_Required task_
Extract every line of the material that holds the string "structured".

[start of Supplied records]

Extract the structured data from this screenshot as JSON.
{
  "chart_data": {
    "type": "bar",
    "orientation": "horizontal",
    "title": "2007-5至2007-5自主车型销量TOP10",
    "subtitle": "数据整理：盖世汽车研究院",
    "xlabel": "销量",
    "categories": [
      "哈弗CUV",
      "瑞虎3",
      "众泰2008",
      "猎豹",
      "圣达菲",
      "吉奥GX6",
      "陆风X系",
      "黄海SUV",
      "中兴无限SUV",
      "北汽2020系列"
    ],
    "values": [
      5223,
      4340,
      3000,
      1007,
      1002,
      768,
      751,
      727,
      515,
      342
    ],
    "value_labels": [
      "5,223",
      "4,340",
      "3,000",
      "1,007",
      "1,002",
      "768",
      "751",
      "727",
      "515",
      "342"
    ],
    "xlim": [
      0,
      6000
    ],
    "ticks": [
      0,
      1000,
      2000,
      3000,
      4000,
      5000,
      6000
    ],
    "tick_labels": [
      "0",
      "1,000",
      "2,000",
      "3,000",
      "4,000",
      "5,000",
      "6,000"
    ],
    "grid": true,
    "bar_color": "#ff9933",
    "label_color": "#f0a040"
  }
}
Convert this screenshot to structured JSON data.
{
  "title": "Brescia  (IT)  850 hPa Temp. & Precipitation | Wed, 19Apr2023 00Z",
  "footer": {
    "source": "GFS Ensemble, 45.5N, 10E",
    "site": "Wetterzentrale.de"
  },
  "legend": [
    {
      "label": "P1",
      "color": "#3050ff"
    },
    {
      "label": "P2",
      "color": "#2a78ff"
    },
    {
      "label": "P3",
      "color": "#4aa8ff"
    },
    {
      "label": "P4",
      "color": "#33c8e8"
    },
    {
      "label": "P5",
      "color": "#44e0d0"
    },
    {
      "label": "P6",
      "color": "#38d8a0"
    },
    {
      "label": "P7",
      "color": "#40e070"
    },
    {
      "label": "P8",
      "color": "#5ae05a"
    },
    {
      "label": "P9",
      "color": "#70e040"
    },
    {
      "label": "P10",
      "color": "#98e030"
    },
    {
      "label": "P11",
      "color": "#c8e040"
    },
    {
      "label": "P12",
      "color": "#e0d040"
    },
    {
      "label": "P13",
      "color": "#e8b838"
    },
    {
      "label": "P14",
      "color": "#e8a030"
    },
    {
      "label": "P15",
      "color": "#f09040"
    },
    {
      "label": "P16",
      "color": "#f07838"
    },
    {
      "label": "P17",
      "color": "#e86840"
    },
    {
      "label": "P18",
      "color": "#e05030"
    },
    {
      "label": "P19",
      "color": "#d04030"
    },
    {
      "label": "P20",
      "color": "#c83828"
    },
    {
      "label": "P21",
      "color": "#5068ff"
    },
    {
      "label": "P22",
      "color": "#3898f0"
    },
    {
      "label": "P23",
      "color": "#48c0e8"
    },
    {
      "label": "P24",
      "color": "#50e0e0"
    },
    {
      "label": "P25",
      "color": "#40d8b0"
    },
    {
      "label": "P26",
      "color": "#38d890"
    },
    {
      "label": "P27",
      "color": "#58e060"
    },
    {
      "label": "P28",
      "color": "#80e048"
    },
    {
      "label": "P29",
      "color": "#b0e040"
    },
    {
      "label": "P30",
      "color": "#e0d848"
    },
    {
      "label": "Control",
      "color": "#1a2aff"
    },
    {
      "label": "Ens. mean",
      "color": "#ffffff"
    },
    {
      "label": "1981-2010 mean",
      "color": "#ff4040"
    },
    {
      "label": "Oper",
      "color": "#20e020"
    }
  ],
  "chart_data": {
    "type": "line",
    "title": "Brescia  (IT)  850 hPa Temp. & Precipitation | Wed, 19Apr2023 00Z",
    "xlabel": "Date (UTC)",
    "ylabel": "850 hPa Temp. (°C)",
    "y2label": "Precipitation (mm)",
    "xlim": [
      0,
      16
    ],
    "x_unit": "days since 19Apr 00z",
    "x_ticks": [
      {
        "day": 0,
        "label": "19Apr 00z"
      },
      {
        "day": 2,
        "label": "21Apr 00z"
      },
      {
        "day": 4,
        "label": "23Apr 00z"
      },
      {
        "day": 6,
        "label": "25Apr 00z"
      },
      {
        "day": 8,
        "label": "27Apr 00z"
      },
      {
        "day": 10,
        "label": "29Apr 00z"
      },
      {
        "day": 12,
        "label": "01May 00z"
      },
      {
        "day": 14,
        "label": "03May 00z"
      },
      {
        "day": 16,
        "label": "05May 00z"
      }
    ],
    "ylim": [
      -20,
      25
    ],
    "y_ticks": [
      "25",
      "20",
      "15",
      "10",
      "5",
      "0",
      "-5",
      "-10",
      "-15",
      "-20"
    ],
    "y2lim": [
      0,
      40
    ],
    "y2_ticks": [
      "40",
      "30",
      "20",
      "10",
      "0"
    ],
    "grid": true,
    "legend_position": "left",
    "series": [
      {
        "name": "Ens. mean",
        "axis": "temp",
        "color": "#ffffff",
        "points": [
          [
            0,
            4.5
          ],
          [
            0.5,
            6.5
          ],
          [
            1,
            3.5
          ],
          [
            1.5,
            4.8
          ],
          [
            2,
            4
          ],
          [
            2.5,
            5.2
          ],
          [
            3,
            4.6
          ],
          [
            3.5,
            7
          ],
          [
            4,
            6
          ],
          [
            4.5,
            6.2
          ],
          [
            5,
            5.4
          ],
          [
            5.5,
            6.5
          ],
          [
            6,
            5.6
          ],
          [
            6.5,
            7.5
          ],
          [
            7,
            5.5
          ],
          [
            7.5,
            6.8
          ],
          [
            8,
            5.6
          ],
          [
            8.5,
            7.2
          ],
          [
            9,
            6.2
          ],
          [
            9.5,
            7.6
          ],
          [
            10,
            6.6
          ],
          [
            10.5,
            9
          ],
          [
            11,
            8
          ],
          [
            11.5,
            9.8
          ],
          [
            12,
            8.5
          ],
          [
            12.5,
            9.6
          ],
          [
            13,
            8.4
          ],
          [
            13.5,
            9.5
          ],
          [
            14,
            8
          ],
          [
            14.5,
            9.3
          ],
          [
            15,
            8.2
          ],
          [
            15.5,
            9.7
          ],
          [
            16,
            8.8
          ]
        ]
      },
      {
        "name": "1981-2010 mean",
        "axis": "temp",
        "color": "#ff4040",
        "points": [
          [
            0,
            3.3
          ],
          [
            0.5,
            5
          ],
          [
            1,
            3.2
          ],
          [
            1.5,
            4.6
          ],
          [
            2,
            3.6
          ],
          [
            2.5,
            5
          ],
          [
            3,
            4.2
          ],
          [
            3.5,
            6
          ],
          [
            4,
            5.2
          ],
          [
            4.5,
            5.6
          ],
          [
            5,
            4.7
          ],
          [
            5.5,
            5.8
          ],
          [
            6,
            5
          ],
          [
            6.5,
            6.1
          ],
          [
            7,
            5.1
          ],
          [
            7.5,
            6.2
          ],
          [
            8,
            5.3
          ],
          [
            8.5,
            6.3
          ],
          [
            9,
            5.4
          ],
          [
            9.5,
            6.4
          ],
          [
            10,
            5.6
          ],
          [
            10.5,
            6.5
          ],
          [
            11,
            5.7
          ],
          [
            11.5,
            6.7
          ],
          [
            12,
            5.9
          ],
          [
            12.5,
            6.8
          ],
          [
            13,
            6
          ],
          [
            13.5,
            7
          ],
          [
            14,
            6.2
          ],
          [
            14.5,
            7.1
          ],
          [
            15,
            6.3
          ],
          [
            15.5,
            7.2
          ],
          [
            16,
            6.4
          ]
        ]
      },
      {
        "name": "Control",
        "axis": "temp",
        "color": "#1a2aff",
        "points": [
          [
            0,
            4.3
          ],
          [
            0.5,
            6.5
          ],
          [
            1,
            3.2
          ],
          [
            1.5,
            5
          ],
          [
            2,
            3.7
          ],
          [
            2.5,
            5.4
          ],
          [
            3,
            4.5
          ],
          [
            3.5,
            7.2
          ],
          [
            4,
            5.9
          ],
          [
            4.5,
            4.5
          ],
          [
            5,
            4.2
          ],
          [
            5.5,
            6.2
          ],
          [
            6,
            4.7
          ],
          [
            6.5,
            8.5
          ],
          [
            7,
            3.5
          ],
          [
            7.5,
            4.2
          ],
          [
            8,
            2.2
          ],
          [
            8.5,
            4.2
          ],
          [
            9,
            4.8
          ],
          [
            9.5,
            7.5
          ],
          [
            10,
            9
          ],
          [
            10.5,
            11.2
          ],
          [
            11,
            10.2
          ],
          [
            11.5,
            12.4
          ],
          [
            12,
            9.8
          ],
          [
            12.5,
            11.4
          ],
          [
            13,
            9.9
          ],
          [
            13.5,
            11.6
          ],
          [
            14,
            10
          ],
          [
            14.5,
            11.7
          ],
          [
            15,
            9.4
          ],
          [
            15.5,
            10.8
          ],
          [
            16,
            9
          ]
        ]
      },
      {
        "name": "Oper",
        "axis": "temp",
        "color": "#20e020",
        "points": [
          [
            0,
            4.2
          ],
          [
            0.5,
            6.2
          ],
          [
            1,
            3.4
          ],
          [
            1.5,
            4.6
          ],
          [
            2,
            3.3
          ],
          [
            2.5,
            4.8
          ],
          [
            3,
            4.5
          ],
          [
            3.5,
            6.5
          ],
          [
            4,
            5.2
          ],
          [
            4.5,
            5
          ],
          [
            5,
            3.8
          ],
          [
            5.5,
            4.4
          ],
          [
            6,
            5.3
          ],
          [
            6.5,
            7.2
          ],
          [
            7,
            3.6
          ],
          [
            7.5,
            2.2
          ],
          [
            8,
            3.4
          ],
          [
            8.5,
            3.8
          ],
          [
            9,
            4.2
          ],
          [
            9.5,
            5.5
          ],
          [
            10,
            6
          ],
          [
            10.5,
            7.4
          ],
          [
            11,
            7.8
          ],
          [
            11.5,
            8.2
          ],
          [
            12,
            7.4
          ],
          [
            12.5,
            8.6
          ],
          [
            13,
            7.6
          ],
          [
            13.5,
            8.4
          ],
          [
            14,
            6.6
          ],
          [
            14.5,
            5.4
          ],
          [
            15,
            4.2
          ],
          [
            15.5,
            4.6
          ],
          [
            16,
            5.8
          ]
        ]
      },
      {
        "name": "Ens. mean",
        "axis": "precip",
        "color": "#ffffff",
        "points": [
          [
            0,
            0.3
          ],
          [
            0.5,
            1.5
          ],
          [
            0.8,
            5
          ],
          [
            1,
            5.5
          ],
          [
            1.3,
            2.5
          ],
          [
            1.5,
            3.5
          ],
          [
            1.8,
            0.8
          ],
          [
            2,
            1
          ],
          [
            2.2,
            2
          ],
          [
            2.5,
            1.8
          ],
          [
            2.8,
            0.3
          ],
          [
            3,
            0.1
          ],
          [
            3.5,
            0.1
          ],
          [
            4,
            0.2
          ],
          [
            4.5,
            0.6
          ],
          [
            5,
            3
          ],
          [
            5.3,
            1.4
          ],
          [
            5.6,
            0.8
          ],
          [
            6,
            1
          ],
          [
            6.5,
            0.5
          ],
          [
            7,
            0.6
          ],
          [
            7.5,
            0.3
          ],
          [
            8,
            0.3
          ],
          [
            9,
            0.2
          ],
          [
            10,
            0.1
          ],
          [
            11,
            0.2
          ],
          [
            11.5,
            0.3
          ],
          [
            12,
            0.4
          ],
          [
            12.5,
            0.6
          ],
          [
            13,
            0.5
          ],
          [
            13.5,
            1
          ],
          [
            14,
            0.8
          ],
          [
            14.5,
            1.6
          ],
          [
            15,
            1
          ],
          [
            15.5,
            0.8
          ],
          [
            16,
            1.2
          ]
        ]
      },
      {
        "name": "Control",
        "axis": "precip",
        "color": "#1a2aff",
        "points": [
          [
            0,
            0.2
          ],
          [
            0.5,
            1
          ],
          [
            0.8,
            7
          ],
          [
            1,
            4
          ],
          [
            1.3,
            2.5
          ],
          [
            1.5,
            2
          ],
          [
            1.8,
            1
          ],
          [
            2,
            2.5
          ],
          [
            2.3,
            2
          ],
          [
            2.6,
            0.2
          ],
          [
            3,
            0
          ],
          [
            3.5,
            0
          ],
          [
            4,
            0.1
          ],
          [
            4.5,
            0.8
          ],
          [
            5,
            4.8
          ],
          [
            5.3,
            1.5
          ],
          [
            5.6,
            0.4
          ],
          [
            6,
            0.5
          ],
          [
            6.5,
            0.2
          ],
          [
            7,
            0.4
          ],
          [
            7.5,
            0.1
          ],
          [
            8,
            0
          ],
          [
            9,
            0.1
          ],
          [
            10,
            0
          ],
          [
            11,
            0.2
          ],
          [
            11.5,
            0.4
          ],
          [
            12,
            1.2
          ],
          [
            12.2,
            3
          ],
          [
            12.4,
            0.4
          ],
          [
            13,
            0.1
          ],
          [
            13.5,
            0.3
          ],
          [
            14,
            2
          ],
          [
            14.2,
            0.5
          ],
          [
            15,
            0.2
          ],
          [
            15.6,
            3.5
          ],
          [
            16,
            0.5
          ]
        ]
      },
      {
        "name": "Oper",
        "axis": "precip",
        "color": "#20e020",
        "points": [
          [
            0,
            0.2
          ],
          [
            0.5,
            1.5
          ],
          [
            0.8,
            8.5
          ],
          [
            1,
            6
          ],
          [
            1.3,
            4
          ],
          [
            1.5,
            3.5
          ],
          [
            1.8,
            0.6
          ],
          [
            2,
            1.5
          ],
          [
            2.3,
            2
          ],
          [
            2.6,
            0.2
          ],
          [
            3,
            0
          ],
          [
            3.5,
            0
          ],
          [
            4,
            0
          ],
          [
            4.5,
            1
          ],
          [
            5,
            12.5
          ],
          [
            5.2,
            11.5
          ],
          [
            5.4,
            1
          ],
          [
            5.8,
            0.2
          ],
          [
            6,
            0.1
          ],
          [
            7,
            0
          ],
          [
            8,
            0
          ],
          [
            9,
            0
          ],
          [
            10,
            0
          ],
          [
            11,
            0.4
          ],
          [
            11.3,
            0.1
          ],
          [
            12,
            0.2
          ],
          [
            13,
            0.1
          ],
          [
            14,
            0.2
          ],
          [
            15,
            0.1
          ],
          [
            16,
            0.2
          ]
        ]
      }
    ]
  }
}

[end of Supplied records]

_Answer to this problem_
Extract the structured data from this screenshot as JSON.
Convert this screenshot to structured JSON data.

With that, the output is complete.